[Saved data entries]
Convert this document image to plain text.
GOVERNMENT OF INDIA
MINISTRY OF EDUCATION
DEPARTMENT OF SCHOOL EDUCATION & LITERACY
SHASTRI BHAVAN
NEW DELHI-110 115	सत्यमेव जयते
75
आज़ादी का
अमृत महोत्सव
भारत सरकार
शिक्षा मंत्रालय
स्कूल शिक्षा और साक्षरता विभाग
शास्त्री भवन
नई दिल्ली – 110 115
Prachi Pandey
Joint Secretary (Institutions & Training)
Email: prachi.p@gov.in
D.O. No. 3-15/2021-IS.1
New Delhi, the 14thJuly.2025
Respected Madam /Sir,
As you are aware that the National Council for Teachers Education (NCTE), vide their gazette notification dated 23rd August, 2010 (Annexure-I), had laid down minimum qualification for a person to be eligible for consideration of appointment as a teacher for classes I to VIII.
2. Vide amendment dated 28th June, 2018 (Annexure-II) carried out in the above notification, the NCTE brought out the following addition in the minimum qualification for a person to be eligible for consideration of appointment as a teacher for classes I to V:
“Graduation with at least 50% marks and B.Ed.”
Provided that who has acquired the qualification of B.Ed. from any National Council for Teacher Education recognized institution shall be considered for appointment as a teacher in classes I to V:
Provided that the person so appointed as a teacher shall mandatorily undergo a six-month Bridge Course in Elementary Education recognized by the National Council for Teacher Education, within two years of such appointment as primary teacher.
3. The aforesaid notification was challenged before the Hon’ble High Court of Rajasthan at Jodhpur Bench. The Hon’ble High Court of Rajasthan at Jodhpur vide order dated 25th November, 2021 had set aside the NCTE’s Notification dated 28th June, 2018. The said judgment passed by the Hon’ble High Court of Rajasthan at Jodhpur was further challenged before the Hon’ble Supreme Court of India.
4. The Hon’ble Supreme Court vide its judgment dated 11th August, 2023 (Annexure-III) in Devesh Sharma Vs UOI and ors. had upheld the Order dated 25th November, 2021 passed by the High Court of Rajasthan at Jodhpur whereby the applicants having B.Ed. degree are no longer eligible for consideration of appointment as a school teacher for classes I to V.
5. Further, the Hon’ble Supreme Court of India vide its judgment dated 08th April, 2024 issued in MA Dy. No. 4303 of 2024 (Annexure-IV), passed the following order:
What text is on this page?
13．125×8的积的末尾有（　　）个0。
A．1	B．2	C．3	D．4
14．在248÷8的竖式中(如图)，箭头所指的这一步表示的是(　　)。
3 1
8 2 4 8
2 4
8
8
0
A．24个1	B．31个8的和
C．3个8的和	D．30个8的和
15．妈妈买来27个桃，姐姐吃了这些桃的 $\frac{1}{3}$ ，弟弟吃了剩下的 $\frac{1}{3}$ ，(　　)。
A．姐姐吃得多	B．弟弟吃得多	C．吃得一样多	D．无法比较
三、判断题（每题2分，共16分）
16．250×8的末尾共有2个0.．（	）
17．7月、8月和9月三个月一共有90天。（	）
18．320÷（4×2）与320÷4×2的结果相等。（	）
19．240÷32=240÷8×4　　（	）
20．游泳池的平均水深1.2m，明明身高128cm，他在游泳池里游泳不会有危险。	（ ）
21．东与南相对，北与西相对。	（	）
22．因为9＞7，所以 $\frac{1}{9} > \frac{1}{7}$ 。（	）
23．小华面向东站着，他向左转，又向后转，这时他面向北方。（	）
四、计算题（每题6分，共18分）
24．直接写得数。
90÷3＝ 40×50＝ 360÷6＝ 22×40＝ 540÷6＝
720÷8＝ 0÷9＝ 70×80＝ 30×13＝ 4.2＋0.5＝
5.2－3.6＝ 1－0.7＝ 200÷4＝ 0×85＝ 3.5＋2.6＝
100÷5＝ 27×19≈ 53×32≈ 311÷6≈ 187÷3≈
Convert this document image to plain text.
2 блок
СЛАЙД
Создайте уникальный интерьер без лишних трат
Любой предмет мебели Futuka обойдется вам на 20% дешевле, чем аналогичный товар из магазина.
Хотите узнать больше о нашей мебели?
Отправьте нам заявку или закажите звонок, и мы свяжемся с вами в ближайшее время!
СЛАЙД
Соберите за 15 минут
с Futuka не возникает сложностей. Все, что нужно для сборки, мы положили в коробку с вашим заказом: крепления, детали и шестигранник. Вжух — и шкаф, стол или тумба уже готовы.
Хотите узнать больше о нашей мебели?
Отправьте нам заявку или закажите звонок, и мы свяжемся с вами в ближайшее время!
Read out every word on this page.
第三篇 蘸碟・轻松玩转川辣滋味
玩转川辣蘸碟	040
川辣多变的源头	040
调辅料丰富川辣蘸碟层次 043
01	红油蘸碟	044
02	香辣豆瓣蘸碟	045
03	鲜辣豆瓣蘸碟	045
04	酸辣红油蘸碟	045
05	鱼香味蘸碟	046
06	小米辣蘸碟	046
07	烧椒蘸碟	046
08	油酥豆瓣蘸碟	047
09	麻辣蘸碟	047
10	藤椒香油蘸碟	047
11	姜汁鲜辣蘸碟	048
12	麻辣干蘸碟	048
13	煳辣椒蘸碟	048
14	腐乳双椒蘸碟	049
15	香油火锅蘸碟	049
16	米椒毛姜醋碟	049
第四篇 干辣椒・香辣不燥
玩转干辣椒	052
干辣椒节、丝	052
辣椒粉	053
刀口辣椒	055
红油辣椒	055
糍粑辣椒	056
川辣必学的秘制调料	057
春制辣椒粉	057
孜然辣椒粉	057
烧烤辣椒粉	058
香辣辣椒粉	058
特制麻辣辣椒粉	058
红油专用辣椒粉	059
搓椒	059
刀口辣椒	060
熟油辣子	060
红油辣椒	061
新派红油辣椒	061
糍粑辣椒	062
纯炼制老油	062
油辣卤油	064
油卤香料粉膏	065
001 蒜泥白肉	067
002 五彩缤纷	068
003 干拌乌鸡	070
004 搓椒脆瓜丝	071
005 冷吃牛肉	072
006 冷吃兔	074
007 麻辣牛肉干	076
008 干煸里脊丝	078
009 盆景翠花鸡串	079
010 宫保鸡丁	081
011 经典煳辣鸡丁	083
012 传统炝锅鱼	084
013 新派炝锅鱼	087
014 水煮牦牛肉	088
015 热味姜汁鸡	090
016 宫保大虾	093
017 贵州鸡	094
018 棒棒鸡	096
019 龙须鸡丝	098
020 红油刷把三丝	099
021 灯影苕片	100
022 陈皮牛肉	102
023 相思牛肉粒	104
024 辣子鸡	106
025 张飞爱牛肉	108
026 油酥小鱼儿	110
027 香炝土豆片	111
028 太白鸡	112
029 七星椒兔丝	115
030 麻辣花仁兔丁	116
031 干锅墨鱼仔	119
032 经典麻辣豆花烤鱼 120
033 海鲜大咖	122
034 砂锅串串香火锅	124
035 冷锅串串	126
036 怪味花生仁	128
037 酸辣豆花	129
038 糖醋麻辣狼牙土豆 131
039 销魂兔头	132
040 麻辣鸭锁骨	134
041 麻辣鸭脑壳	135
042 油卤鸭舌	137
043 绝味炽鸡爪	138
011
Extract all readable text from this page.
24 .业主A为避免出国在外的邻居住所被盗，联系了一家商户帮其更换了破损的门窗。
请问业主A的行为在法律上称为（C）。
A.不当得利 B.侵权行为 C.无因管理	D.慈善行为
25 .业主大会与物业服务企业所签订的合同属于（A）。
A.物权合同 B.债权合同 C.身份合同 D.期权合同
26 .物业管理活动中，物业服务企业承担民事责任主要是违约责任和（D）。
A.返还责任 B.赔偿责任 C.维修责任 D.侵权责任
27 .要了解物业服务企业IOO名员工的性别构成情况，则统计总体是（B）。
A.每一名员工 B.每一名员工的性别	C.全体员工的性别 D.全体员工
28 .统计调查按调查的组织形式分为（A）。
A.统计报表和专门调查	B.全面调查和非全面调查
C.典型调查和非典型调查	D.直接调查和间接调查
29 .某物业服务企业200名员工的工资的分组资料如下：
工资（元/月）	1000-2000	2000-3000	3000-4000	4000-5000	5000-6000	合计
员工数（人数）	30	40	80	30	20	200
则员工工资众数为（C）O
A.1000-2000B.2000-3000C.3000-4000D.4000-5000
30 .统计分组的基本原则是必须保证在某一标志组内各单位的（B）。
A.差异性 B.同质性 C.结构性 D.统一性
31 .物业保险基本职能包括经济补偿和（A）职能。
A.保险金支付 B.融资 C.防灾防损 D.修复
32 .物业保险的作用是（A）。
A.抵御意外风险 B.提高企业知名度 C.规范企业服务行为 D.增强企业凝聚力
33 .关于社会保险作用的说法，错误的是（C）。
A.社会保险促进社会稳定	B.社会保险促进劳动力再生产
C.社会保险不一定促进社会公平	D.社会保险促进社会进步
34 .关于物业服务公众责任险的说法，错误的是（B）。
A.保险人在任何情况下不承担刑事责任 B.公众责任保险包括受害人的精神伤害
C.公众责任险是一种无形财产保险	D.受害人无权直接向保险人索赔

Written task - Filter the records for lines holding the string "recognized". Copy each one.

The result -
Provided that who has acquired the qualification of B.Ed. from any National Council for Teacher Education recognized institution shall be considered for appointment as a teacher in classes I to V:
Provided that the person so appointed as a teacher shall mandatorily undergo a six-month Bridge Course in Elementary Education recognized by the National Council for Teacher Education, within two years of such appointment as primary teacher.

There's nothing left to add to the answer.